Exercise aim:
Return all lines with the word "концентрации" in them.

══════════════════════════════

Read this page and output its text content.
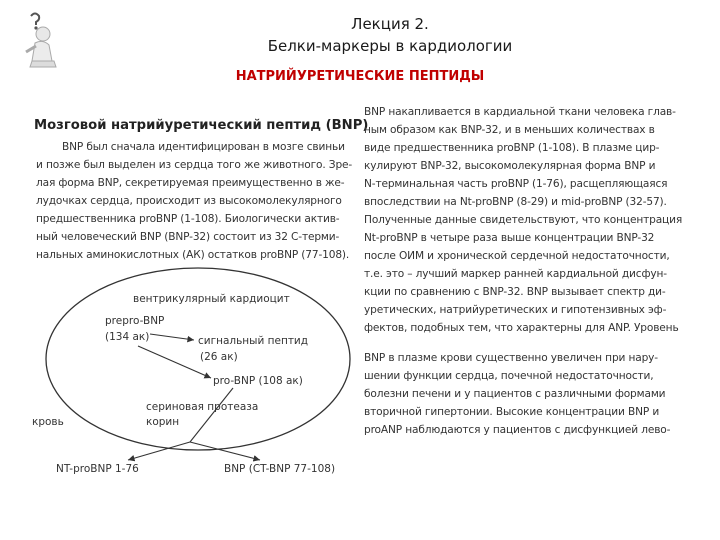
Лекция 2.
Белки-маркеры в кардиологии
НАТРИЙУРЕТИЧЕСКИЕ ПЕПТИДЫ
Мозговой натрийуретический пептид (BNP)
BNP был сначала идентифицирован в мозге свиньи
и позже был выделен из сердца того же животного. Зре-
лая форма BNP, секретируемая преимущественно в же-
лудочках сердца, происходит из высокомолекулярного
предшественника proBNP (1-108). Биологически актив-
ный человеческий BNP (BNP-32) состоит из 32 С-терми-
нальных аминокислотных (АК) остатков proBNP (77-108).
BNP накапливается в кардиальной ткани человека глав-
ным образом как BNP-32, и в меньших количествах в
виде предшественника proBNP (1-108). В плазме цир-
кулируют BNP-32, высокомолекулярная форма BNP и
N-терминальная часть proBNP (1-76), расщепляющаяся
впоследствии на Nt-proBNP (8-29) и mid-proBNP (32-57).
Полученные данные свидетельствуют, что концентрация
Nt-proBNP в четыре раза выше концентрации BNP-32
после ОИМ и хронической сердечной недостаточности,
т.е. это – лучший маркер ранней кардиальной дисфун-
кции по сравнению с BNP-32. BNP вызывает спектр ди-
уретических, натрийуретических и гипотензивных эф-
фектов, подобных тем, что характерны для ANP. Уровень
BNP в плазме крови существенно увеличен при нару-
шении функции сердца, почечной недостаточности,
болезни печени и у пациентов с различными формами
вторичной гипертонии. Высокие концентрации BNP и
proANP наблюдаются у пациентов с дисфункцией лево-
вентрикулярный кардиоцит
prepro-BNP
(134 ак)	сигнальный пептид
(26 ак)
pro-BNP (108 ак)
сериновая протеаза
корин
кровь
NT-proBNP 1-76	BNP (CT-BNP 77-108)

══════════════════════════════

Solution to this problem:
Nt-proBNP в четыре раза выше концентрации BNP-32
вторичной гипертонии. Высокие концентрации BNP и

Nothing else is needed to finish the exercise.